LISTING:
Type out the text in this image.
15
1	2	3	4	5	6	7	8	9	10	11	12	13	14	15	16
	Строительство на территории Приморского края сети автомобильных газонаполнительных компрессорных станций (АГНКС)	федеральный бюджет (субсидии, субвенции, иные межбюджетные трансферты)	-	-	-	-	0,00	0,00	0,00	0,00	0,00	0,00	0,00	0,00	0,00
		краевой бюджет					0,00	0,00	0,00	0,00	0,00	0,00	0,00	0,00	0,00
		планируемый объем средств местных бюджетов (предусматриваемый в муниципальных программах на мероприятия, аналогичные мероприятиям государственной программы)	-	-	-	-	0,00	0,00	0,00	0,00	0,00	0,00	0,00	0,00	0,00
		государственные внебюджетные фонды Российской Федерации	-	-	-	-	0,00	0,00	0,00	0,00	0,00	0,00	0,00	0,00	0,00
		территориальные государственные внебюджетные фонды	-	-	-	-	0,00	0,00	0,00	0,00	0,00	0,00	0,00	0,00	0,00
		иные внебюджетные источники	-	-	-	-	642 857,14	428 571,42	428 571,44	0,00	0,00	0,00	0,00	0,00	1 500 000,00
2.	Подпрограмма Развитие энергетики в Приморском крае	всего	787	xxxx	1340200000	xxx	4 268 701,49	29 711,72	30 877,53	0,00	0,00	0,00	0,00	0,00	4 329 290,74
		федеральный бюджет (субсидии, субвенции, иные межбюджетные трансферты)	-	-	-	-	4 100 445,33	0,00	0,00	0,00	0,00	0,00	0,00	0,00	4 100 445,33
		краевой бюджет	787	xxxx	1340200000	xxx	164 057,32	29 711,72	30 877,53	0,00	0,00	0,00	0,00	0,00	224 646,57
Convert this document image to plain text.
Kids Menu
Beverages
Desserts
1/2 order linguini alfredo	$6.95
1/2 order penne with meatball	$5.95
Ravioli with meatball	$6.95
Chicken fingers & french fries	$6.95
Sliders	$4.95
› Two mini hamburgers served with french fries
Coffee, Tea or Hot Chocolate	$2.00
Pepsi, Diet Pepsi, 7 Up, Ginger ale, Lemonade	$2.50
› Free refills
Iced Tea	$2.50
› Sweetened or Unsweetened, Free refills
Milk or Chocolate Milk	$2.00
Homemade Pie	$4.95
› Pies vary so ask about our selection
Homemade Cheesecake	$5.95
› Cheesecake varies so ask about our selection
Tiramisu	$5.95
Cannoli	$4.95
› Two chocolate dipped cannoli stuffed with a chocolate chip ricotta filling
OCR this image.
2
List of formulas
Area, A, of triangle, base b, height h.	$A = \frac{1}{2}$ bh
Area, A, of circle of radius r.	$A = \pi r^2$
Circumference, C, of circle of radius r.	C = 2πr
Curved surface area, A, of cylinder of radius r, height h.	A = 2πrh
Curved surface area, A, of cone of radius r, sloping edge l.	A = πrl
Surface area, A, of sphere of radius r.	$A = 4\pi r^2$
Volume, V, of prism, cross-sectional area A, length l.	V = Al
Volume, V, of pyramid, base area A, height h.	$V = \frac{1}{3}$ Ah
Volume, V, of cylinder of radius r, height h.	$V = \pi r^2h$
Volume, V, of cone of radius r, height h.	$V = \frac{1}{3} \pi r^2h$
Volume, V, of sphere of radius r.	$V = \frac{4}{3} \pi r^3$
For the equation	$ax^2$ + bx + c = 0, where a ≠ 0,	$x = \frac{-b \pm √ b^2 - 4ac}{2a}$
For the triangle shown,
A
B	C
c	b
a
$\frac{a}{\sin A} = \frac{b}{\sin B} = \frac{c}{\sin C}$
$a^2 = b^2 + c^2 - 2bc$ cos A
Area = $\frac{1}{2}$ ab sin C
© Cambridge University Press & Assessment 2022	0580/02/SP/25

AIM: Write out all the entries exactly.

TASK OUTPUT:
Type out the text in this image.
15
1	2	3	4	5	6	7	8	9	10	11	12	13	14	15	16
	Строительство на территории Приморского края сети автомобильных газонаполнительных компрессорных станций (АГНКС)	федеральный бюджет (субсидии, субвенции, иные межбюджетные трансферты)	-	-	-	-	0,00	0,00	0,00	0,00	0,00	0,00	0,00	0,00	0,00
		краевой бюджет					0,00	0,00	0,00	0,00	0,00	0,00	0,00	0,00	0,00
		планируемый объем средств местных бюджетов (предусматриваемый в муниципальных программах на мероприятия, аналогичные мероприятиям государственной программы)	-	-	-	-	0,00	0,00	0,00	0,00	0,00	0,00	0,00	0,00	0,00
		государственные внебюджетные фонды Российской Федерации	-	-	-	-	0,00	0,00	0,00	0,00	0,00	0,00	0,00	0,00	0,00
		территориальные государственные внебюджетные фонды	-	-	-	-	0,00	0,00	0,00	0,00	0,00	0,00	0,00	0,00	0,00
		иные внебюджетные источники	-	-	-	-	642 857,14	428 571,42	428 571,44	0,00	0,00	0,00	0,00	0,00	1 500 000,00
2.	Подпрограмма Развитие энергетики в Приморском крае	всего	787	xxxx	1340200000	xxx	4 268 701,49	29 711,72	30 877,53	0,00	0,00	0,00	0,00	0,00	4 329 290,74
		федеральный бюджет (субсидии, субвенции, иные межбюджетные трансферты)	-	-	-	-	4 100 445,33	0,00	0,00	0,00	0,00	0,00	0,00	0,00	4 100 445,33
		краевой бюджет	787	xxxx	1340200000	xxx	164 057,32	29 711,72	30 877,53	0,00	0,00	0,00	0,00	0,00	224 646,57
Convert this document image to plain text.
Kids Menu
Beverages
Desserts
1/2 order linguini alfredo	$6.95
1/2 order penne with meatball	$5.95
Ravioli with meatball	$6.95
Chicken fingers & french fries	$6.95
Sliders	$4.95
› Two mini hamburgers served with french fries
Coffee, Tea or Hot Chocolate	$2.00
Pepsi, Diet Pepsi, 7 Up, Ginger ale, Lemonade	$2.50
› Free refills
Iced Tea	$2.50
› Sweetened or Unsweetened, Free refills
Milk or Chocolate Milk	$2.00
Homemade Pie	$4.95
› Pies vary so ask about our selection
Homemade Cheesecake	$5.95
› Cheesecake varies so ask about our selection
Tiramisu	$5.95
Cannoli	$4.95
› Two chocolate dipped cannoli stuffed with a chocolate chip ricotta filling
OCR this image.
2
List of formulas
Area, A, of triangle, base b, height h.	$A = \frac{1}{2}$ bh
Area, A, of circle of radius r.	$A = \pi r^2$
Circumference, C, of circle of radius r.	C = 2πr
Curved surface area, A, of cylinder of radius r, height h.	A = 2πrh
Curved surface area, A, of cone of radius r, sloping edge l.	A = πrl
Surface area, A, of sphere of radius r.	$A = 4\pi r^2$
Volume, V, of prism, cross-sectional area A, length l.	V = Al
Volume, V, of pyramid, base area A, height h.	$V = \frac{1}{3}$ Ah
Volume, V, of cylinder of radius r, height h.	$V = \pi r^2h$
Volume, V, of cone of radius r, height h.	$V = \frac{1}{3} \pi r^2h$
Volume, V, of sphere of radius r.	$V = \frac{4}{3} \pi r^3$
For the equation	$ax^2$ + bx + c = 0, where a ≠ 0,	$x = \frac{-b \pm √ b^2 - 4ac}{2a}$
For the triangle shown,
A
B	C
c	b
a
$\frac{a}{\sin A} = \frac{b}{\sin B} = \frac{c}{\sin C}$
$a^2 = b^2 + c^2 - 2bc$ cos A
Area = $\frac{1}{2}$ ab sin C
© Cambridge University Press & Assessment 2022	0580/02/SP/25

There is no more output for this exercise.